• [Work to be completed]: Retype the records that come next, word for word.

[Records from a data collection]

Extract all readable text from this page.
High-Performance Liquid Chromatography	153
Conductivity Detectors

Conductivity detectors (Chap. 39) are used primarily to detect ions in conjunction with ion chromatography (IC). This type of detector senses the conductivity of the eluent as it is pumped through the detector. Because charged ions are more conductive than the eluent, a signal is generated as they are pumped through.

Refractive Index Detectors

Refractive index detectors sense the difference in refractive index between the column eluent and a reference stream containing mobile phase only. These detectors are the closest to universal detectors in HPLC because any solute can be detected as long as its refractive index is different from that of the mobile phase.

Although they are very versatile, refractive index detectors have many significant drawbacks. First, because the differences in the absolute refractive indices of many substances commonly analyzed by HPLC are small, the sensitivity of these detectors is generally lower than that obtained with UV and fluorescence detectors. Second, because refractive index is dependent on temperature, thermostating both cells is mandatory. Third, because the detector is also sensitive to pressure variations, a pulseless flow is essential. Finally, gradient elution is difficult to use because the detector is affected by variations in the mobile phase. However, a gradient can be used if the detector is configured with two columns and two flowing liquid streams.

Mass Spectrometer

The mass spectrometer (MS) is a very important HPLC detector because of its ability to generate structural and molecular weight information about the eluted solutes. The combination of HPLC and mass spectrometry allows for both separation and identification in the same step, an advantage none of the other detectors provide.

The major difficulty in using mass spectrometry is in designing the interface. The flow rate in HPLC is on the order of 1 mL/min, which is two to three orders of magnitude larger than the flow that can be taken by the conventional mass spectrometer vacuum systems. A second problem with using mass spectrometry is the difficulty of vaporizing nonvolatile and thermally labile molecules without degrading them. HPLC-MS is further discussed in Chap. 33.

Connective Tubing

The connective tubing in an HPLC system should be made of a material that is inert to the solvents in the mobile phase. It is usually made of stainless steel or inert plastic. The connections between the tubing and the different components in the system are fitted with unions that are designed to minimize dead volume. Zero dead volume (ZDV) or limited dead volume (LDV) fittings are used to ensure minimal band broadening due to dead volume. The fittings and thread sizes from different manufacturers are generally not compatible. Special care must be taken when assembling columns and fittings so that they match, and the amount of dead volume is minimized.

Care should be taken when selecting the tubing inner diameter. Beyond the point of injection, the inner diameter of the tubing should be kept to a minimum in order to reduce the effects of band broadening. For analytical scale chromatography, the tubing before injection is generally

• [Exercise response]:
Extract all readable text from this page.
High-Performance Liquid Chromatography	153
Conductivity Detectors

Conductivity detectors (Chap. 39) are used primarily to detect ions in conjunction with ion chromatography (IC). This type of detector senses the conductivity of the eluent as it is pumped through the detector. Because charged ions are more conductive than the eluent, a signal is generated as they are pumped through.

Refractive Index Detectors

Refractive index detectors sense the difference in refractive index between the column eluent and a reference stream containing mobile phase only. These detectors are the closest to universal detectors in HPLC because any solute can be detected as long as its refractive index is different from that of the mobile phase.

Although they are very versatile, refractive index detectors have many significant drawbacks. First, because the differences in the absolute refractive indices of many substances commonly analyzed by HPLC are small, the sensitivity of these detectors is generally lower than that obtained with UV and fluorescence detectors. Second, because refractive index is dependent on temperature, thermostating both cells is mandatory. Third, because the detector is also sensitive to pressure variations, a pulseless flow is essential. Finally, gradient elution is difficult to use because the detector is affected by variations in the mobile phase. However, a gradient can be used if the detector is configured with two columns and two flowing liquid streams.

Mass Spectrometer

The mass spectrometer (MS) is a very important HPLC detector because of its ability to generate structural and molecular weight information about the eluted solutes. The combination of HPLC and mass spectrometry allows for both separation and identification in the same step, an advantage none of the other detectors provide.

The major difficulty in using mass spectrometry is in designing the interface. The flow rate in HPLC is on the order of 1 mL/min, which is two to three orders of magnitude larger than the flow that can be taken by the conventional mass spectrometer vacuum systems. A second problem with using mass spectrometry is the difficulty of vaporizing nonvolatile and thermally labile molecules without degrading them. HPLC-MS is further discussed in Chap. 33.

Connective Tubing

The connective tubing in an HPLC system should be made of a material that is inert to the solvents in the mobile phase. It is usually made of stainless steel or inert plastic. The connections between the tubing and the different components in the system are fitted with unions that are designed to minimize dead volume. Zero dead volume (ZDV) or limited dead volume (LDV) fittings are used to ensure minimal band broadening due to dead volume. The fittings and thread sizes from different manufacturers are generally not compatible. Special care must be taken when assembling columns and fittings so that they match, and the amount of dead volume is minimized.

Care should be taken when selecting the tubing inner diameter. Beyond the point of injection, the inner diameter of the tubing should be kept to a minimum in order to reduce the effects of band broadening. For analytical scale chromatography, the tubing before injection is generally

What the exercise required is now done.